* Entries supplied:
####################
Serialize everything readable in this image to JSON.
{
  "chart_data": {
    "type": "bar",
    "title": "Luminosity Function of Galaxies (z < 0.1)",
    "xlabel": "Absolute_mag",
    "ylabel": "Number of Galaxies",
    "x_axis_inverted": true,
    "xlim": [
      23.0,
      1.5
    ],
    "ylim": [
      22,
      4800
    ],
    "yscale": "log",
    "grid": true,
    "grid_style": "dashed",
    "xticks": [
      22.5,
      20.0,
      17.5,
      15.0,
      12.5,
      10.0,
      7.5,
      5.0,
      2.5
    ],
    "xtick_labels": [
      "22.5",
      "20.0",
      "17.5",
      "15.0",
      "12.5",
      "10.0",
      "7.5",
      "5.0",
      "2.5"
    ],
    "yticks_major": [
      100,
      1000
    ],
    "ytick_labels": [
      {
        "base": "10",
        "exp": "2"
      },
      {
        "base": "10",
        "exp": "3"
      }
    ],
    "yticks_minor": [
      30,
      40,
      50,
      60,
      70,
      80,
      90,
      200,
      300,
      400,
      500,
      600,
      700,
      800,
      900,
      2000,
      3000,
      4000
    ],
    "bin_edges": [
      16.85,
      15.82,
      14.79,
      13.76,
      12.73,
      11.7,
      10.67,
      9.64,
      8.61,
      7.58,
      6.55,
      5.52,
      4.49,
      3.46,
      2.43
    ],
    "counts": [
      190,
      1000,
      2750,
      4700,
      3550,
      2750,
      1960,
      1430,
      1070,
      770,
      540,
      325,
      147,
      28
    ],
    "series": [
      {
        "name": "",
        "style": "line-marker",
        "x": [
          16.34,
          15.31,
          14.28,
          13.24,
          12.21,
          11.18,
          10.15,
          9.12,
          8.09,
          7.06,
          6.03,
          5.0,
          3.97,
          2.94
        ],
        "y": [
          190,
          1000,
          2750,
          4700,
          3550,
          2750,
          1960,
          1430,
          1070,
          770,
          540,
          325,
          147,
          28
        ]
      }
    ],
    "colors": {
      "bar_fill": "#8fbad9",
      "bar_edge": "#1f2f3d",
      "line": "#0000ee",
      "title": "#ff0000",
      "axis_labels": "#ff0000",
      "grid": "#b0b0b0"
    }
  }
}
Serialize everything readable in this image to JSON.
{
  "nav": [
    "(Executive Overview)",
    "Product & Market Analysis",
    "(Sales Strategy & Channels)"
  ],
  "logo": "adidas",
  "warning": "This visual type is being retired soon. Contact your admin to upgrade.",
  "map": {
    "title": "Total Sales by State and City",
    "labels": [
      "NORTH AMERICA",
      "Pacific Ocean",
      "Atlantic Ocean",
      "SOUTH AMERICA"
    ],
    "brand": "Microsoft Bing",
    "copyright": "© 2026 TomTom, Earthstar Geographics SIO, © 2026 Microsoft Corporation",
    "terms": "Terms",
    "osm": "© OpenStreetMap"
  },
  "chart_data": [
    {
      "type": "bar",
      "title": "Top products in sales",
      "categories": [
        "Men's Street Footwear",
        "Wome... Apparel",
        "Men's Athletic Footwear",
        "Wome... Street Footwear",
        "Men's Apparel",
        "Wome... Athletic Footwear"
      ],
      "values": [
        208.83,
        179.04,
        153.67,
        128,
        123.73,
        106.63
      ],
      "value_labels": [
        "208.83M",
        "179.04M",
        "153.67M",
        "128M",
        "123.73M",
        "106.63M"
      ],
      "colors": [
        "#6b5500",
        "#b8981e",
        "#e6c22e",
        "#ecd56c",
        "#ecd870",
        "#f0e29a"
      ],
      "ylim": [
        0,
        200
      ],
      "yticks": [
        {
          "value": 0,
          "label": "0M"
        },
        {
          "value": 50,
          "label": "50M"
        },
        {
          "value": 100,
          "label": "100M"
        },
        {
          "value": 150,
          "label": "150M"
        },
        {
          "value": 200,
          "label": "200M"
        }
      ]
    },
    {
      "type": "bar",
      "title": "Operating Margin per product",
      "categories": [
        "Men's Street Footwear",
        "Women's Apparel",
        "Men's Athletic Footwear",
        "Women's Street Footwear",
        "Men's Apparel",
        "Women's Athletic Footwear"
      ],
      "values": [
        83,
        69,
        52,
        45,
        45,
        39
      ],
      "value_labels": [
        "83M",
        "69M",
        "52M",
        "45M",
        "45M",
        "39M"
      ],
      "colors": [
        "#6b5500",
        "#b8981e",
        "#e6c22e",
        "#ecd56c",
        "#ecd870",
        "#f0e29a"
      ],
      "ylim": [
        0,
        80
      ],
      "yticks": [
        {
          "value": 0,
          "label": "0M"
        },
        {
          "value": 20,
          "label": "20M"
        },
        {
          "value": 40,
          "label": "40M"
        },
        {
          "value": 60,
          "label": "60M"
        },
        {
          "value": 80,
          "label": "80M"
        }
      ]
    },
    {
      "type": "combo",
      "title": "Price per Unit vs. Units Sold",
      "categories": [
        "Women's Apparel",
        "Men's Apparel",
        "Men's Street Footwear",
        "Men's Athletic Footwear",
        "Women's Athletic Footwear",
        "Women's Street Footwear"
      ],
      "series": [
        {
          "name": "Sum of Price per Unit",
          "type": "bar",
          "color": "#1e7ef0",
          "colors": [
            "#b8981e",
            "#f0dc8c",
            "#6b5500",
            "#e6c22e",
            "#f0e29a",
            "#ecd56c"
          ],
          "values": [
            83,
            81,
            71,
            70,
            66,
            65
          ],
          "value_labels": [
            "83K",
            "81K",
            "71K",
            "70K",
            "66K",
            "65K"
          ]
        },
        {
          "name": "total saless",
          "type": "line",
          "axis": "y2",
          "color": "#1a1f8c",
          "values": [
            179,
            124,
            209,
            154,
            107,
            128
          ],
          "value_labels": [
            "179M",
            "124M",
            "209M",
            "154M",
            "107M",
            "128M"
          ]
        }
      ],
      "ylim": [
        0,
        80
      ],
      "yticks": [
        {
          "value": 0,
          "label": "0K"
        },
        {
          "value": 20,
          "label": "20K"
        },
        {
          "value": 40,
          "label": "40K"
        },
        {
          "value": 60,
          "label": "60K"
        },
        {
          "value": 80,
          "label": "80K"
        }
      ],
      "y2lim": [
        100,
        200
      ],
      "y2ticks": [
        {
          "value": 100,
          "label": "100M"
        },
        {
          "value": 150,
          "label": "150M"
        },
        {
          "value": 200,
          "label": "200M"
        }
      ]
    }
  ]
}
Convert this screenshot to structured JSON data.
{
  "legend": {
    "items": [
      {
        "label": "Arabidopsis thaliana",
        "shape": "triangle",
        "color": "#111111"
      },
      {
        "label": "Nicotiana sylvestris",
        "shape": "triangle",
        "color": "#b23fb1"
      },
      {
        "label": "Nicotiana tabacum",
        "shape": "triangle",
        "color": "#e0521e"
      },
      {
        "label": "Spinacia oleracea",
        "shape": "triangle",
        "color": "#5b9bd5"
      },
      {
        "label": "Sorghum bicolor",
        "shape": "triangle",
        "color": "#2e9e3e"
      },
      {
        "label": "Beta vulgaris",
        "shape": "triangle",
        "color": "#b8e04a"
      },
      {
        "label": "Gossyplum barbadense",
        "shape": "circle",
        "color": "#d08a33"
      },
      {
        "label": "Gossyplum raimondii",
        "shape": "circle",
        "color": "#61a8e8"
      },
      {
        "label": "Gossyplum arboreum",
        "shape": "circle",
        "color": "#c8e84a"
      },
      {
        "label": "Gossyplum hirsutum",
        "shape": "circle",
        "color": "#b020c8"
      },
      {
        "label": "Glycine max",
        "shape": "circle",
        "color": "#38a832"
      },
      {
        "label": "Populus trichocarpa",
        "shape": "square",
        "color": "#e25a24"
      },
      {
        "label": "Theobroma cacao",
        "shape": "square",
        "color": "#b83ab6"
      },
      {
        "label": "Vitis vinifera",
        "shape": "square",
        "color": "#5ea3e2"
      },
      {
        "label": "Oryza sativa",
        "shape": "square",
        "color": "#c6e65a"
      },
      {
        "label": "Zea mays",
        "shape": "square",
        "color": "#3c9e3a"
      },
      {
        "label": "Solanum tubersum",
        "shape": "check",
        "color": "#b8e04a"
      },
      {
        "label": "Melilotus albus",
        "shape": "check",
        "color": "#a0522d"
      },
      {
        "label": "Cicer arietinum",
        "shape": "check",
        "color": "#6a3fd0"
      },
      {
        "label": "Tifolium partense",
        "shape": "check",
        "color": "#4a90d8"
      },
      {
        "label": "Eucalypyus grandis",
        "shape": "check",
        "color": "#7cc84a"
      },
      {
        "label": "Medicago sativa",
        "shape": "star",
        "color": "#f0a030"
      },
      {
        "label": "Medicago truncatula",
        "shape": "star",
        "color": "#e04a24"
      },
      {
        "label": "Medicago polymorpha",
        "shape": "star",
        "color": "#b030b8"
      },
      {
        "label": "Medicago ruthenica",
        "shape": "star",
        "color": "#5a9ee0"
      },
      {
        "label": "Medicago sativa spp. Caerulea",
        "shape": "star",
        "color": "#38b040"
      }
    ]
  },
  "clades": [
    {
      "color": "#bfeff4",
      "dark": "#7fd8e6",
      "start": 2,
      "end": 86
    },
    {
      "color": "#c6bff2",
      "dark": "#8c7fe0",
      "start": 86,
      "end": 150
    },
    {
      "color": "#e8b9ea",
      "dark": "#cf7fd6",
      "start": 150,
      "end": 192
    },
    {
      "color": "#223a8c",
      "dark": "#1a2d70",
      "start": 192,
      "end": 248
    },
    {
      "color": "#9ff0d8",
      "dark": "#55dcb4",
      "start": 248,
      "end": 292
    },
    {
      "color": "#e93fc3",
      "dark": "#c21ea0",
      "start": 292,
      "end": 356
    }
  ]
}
####################
* Directions: Copy, from the material, each line that holds the string "Price".

* Exercise answer:
      "title": "Price per Unit vs. Units Sold",
          "name": "Sum of Price per Unit",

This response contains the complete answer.